## THE PROBLEM
Determine how many lines of the records include "name", and answer with the number alone.

------ SUPPLIED RECORDS

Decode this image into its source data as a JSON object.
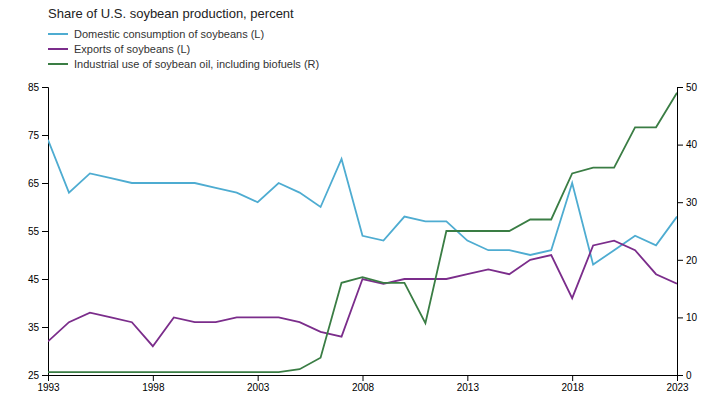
{
  "chart_data": {
    "type": "line",
    "title": "Share of U.S. soybean production, percent",
    "x": [
      1993,
      1994,
      1995,
      1996,
      1997,
      1998,
      1999,
      2000,
      2001,
      2002,
      2003,
      2004,
      2005,
      2006,
      2007,
      2008,
      2009,
      2010,
      2011,
      2012,
      2013,
      2014,
      2015,
      2016,
      2017,
      2018,
      2019,
      2020,
      2021,
      2022,
      2023
    ],
    "xlim": [
      1993,
      2023
    ],
    "xticks": [
      1993,
      1998,
      2003,
      2008,
      2013,
      2018,
      2023
    ],
    "ylim": [
      25,
      85
    ],
    "yticks": [
      25,
      35,
      45,
      55,
      65,
      75,
      85
    ],
    "y2lim": [
      0,
      50
    ],
    "y2ticks": [
      0,
      10,
      20,
      30,
      40,
      50
    ],
    "grid": false,
    "legend": "upper-left",
    "series": [
      {
        "name": "Domestic consumption of soybeans (L)",
        "color": "#4EACD1",
        "values": [
          74,
          63,
          67,
          66,
          65,
          65,
          65,
          65,
          64,
          63,
          61,
          65,
          63,
          60,
          70,
          54,
          53,
          58,
          57,
          57,
          53,
          51,
          51,
          50,
          51,
          65,
          48,
          51,
          54,
          52,
          58
        ]
      },
      {
        "name": "Exports of soybeans (L)",
        "color": "#7B2D8B",
        "values": [
          32,
          36,
          38,
          37,
          36,
          31,
          37,
          36,
          36,
          37,
          37,
          37,
          36,
          34,
          33,
          45,
          44,
          45,
          45,
          45,
          46,
          47,
          46,
          49,
          50,
          41,
          52,
          53,
          51,
          46,
          44
        ]
      },
      {
        "name": "Industrial use of soybean oil, including biofuels (R)",
        "color": "#3A7D44",
        "axis": "y2",
        "values": [
          0.5,
          0.5,
          0.5,
          0.5,
          0.5,
          0.5,
          0.5,
          0.5,
          0.5,
          0.5,
          0.5,
          0.5,
          1,
          3,
          16,
          17,
          16,
          16,
          9,
          25,
          25,
          25,
          25,
          27,
          27,
          35,
          36,
          36,
          43,
          43,
          49
        ]
      }
    ]
  }
}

------------

## FINAL RESULT
3